• [Your task]:
How many lines in the records below contain the word "zelf"? Give only the number.

-- start Data for this task --

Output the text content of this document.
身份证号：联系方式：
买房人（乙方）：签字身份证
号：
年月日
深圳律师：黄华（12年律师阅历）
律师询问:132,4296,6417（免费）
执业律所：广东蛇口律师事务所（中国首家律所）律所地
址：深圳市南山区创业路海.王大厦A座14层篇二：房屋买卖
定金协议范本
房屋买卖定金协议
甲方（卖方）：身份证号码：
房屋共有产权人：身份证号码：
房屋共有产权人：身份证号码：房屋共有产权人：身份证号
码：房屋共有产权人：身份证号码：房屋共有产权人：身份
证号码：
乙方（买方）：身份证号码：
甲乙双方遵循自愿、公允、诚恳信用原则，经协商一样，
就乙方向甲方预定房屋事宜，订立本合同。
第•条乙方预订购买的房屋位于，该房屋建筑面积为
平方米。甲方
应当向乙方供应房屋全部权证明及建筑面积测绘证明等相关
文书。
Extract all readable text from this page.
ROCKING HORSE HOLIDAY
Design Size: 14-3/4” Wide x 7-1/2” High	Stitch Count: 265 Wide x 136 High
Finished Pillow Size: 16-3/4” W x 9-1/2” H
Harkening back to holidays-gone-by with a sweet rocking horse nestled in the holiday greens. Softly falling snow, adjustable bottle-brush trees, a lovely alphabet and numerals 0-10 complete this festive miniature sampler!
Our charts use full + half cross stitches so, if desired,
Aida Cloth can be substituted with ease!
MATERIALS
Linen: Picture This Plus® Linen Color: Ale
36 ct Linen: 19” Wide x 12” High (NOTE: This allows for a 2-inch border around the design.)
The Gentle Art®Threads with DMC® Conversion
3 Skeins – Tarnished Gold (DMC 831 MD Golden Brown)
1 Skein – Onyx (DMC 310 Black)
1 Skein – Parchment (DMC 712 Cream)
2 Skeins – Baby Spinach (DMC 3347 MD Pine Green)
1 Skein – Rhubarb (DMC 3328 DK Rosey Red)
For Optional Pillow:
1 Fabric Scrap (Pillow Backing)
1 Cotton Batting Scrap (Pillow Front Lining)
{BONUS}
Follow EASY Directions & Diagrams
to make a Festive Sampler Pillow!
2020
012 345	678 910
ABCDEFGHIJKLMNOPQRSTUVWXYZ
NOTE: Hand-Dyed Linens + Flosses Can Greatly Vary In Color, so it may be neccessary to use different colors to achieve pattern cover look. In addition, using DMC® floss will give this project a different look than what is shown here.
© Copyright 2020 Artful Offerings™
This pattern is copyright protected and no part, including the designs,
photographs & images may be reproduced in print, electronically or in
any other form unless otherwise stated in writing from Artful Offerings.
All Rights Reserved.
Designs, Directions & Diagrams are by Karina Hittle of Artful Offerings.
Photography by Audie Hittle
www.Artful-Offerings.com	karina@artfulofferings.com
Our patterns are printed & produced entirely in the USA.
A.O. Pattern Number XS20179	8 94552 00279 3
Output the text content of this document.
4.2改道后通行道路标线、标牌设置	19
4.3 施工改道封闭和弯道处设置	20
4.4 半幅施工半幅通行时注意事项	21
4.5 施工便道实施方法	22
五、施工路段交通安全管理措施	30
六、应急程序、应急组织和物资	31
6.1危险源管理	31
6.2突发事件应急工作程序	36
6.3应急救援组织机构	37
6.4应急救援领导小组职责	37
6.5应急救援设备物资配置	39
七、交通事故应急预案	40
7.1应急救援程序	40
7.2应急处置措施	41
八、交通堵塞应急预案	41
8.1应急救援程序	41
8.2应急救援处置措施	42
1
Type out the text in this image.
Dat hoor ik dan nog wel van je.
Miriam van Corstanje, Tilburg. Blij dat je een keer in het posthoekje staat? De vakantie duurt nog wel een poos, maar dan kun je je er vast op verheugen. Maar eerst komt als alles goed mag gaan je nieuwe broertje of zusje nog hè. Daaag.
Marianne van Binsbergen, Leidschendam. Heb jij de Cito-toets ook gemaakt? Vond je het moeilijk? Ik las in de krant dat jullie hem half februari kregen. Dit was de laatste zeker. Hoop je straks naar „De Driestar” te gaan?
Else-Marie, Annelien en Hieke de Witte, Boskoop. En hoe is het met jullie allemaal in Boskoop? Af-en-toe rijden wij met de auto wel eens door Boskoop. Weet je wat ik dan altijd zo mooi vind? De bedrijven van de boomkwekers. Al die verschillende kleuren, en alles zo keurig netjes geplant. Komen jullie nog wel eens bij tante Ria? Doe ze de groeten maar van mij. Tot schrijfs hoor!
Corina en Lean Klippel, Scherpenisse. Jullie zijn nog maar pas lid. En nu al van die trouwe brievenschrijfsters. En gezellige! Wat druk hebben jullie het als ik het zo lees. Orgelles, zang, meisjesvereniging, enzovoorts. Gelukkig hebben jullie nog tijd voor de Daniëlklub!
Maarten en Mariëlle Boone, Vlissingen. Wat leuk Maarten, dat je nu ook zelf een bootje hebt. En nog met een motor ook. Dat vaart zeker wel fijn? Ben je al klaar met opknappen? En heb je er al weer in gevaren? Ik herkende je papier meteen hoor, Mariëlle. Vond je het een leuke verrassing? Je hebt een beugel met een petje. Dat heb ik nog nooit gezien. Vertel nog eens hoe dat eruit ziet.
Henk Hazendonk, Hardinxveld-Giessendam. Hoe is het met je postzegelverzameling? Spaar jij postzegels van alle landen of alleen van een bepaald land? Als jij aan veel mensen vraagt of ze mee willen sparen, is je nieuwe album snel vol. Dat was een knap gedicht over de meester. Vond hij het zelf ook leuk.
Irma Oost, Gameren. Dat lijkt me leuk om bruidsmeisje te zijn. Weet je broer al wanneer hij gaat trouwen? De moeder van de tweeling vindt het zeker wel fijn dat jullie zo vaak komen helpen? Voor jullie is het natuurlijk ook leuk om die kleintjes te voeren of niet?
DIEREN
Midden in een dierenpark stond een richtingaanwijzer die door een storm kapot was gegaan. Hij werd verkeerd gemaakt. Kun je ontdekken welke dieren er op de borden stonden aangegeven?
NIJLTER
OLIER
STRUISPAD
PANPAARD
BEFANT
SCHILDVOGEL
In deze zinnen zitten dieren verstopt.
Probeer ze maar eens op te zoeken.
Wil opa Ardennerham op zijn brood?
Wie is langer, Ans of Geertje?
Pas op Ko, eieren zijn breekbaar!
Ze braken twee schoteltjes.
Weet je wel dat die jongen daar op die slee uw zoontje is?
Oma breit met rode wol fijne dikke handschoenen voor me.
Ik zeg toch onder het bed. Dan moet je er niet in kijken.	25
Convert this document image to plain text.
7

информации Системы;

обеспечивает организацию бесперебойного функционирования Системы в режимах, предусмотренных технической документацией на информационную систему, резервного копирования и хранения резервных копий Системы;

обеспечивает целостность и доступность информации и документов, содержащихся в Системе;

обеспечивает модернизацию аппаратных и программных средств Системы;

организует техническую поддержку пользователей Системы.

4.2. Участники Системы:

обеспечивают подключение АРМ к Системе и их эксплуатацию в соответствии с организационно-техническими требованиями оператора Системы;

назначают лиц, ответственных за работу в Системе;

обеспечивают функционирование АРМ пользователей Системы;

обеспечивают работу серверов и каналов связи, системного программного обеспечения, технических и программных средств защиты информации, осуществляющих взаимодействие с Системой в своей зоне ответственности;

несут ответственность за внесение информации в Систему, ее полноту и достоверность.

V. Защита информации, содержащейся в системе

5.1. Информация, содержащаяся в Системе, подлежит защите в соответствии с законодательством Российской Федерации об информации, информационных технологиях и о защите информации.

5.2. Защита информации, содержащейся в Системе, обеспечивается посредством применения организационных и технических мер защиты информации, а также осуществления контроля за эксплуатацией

-- end Data for this task --

• [Full answer]:
2